§ **Exercise prompt**
Identify all lines in the data containing the string "power". Copy them out.

┌─ Provided material

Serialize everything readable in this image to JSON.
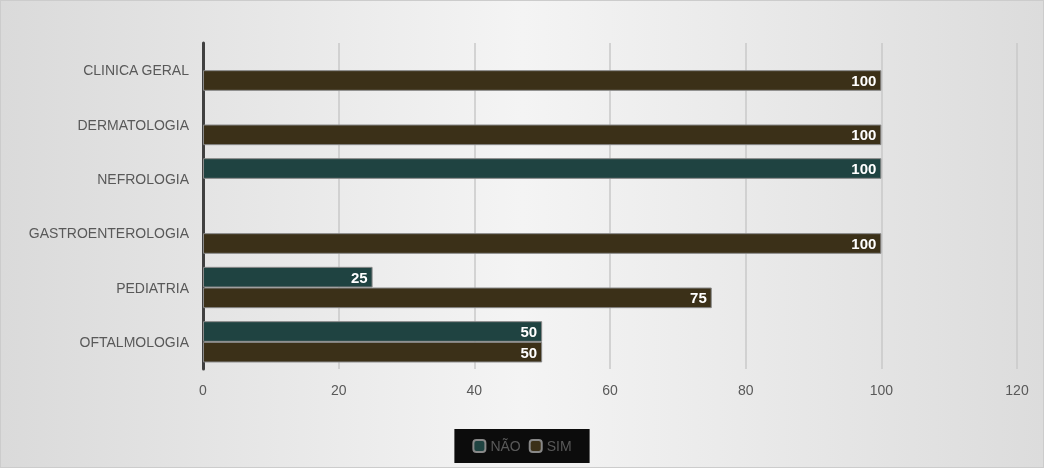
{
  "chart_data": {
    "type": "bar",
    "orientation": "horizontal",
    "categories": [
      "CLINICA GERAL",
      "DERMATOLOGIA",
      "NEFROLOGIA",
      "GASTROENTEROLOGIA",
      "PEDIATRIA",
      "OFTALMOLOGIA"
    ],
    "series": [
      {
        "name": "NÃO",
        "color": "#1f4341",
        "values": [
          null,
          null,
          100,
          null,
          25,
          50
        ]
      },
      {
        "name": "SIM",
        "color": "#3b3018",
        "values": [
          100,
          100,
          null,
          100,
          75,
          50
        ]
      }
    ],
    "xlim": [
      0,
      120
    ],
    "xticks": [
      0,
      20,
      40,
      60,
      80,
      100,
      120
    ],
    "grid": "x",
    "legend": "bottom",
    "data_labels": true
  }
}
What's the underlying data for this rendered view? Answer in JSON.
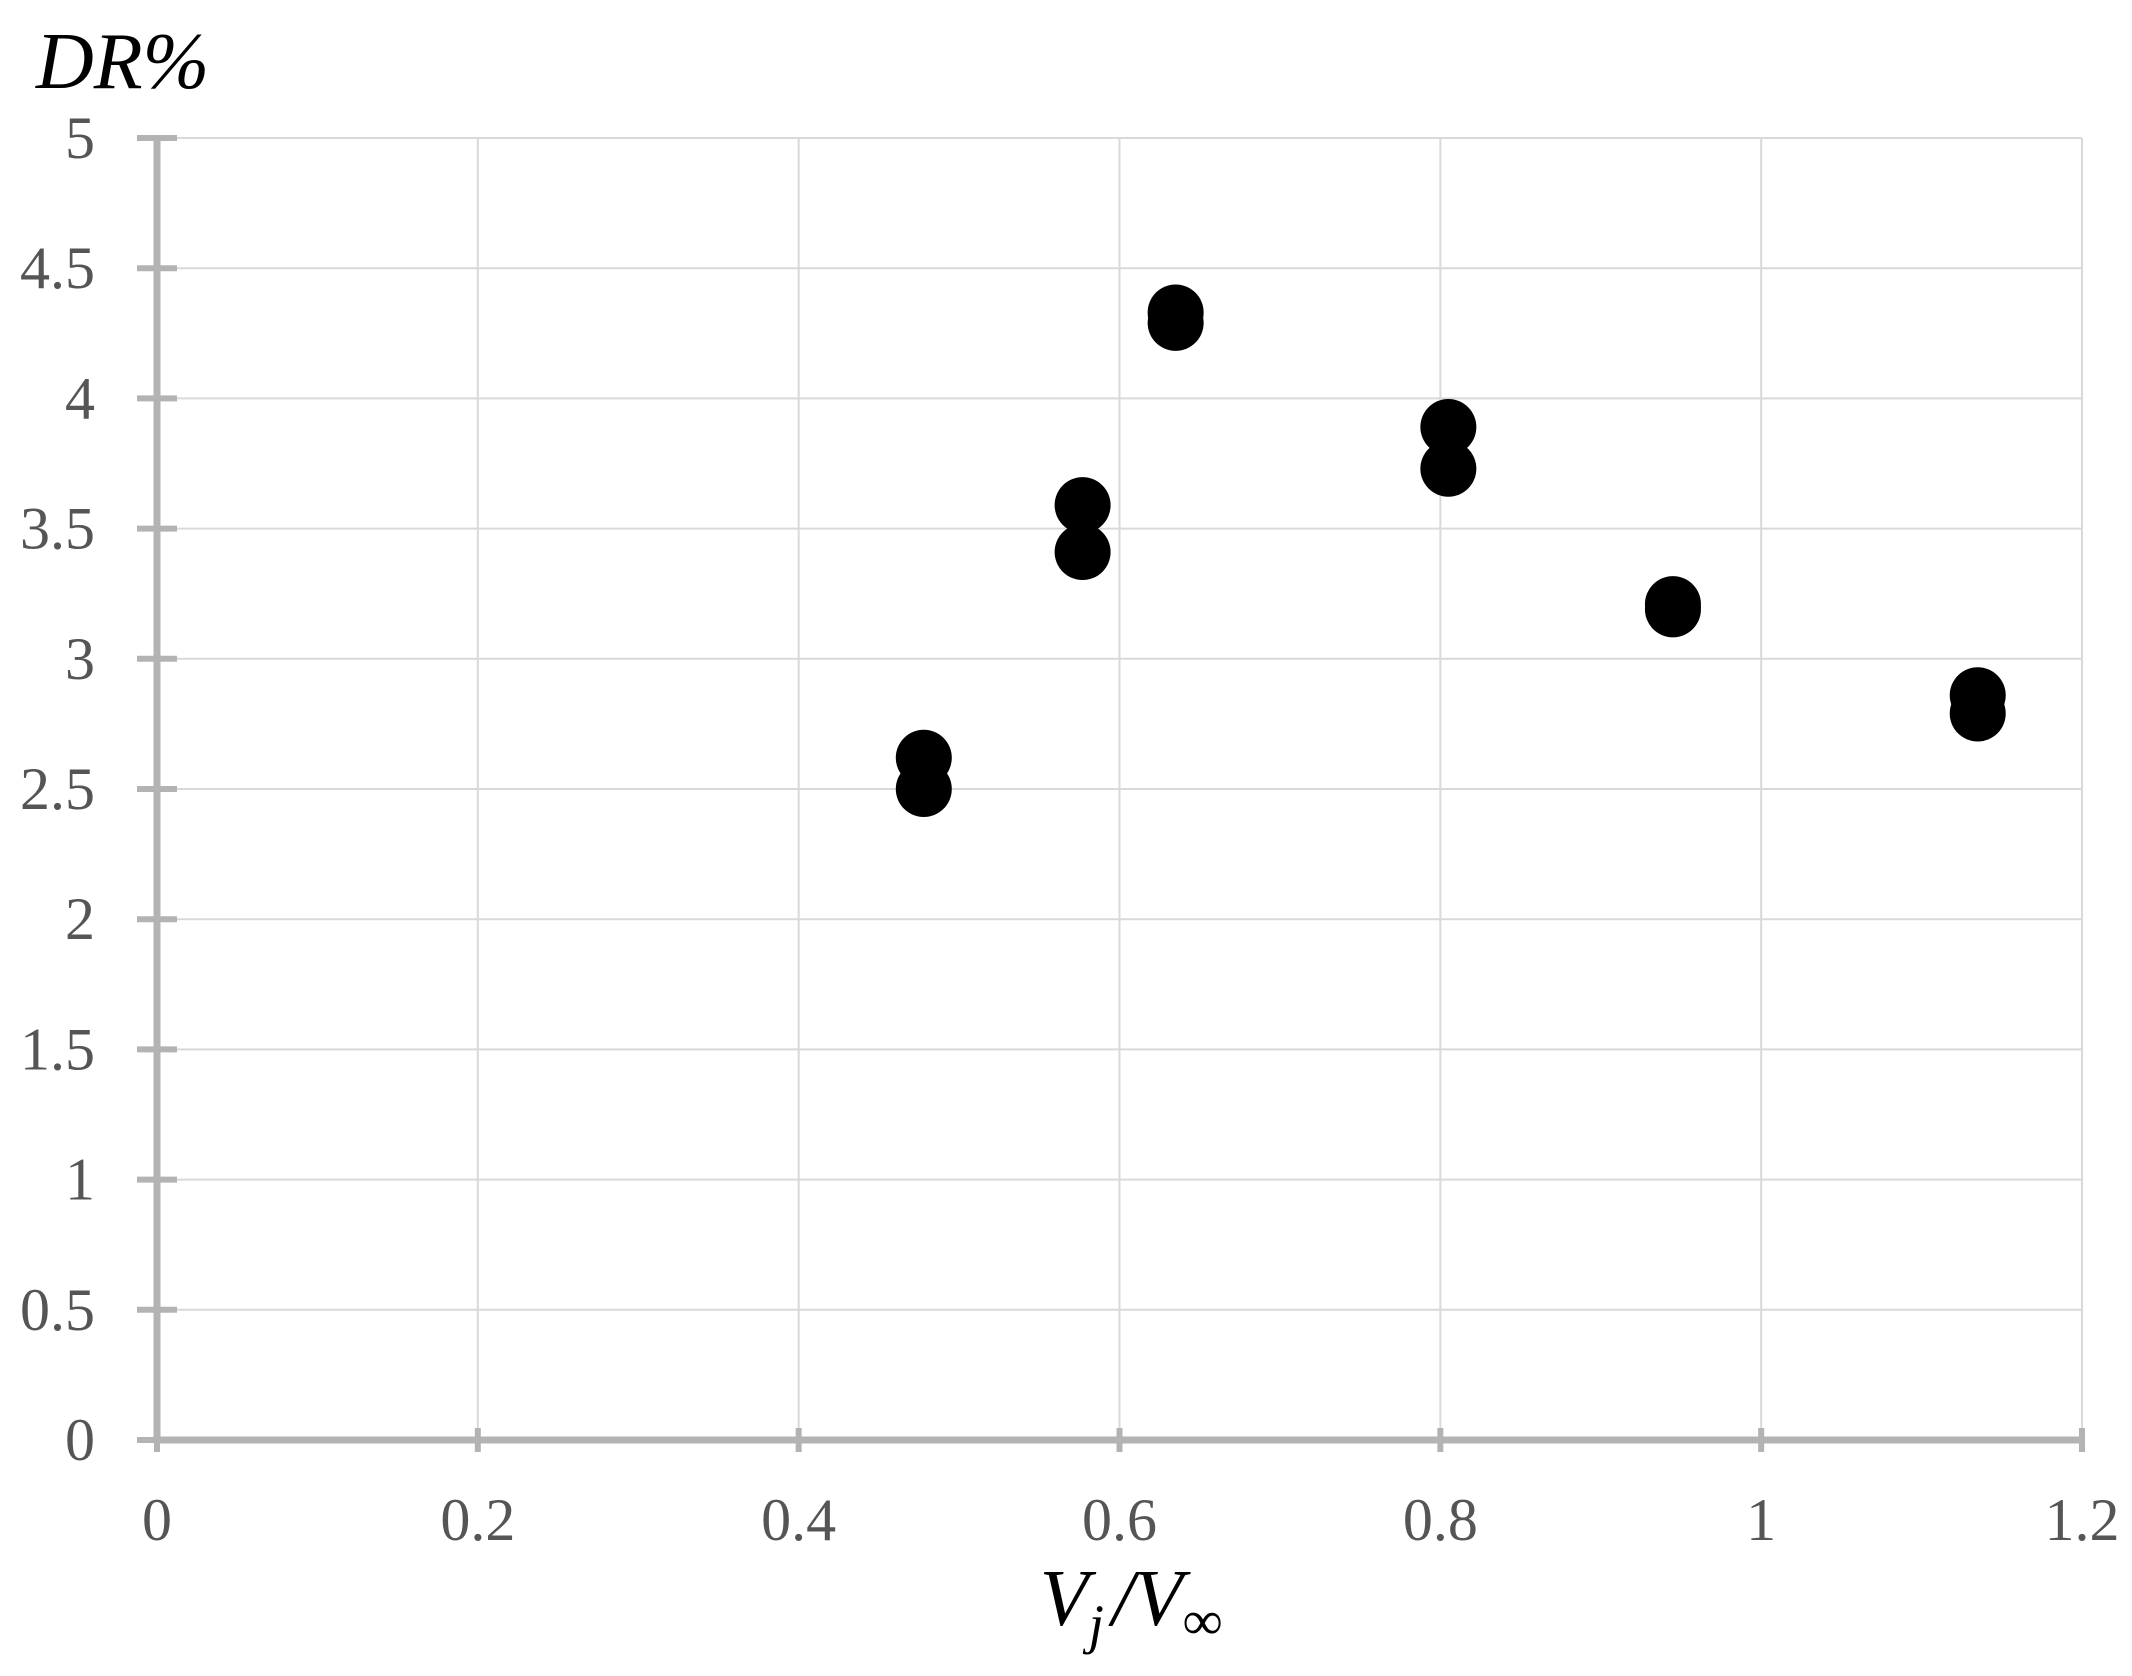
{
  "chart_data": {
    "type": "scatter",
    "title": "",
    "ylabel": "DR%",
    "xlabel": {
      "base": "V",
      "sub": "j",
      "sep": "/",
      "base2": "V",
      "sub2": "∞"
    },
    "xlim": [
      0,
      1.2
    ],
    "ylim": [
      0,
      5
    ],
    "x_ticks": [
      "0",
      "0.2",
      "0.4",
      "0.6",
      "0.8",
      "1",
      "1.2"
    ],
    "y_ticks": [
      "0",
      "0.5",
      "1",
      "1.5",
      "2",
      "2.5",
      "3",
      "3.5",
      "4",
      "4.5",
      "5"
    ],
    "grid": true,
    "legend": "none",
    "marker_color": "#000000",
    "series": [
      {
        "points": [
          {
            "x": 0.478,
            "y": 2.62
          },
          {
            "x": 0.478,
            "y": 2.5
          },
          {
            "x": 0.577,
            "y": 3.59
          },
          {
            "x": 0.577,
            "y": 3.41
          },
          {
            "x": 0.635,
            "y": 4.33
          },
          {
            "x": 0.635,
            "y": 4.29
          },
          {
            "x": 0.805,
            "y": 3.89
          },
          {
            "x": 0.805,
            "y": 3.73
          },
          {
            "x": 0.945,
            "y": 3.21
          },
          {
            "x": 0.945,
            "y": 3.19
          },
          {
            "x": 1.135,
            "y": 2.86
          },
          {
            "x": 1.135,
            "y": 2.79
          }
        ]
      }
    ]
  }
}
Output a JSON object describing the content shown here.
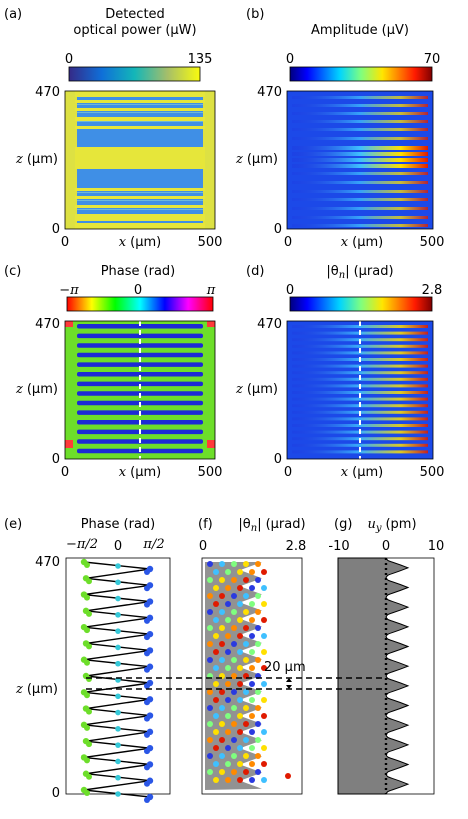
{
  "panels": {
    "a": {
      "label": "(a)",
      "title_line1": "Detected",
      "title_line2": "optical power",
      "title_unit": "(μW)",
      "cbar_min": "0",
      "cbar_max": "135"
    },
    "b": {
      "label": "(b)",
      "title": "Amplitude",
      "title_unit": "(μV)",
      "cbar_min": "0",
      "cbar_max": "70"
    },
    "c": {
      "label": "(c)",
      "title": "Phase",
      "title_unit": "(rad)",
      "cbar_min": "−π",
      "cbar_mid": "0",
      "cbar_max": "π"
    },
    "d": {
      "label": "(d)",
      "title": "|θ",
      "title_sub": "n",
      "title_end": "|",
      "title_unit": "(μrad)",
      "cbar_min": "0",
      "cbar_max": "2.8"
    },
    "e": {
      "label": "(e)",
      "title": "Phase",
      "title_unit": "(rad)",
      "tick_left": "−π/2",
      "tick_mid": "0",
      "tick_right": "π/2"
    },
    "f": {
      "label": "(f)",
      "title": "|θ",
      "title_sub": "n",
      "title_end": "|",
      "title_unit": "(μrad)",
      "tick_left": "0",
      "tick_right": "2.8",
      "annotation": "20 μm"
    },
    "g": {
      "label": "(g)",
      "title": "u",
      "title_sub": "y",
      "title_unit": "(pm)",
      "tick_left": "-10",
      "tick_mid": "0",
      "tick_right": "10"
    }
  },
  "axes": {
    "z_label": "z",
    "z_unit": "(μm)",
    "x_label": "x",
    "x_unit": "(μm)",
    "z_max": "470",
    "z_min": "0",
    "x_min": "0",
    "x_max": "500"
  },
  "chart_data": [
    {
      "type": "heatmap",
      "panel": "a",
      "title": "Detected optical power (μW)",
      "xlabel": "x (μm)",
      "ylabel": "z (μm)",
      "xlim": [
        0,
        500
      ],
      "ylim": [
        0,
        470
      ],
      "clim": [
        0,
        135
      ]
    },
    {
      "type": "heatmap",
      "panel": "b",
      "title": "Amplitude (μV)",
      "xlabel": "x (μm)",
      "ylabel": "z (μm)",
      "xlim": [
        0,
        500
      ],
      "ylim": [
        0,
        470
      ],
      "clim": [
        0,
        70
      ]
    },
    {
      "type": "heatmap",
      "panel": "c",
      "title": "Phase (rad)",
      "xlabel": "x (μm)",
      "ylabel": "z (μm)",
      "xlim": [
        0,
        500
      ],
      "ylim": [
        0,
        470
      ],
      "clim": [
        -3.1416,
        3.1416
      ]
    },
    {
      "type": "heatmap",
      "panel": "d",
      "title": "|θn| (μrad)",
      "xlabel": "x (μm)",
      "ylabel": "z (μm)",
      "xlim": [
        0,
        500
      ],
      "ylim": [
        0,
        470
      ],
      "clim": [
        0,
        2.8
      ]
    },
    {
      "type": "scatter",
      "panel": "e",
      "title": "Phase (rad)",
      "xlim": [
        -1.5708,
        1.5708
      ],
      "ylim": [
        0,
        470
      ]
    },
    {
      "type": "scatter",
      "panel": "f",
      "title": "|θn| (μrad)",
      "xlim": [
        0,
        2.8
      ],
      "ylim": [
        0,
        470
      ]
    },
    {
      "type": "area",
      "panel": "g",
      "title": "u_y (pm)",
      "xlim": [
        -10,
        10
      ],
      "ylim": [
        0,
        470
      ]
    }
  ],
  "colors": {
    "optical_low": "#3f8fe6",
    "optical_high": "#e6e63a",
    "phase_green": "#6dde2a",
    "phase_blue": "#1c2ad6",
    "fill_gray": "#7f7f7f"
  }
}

└─

§ **Answer**
      "title_line2": "optical power",
      "title": "Detected optical power (μW)",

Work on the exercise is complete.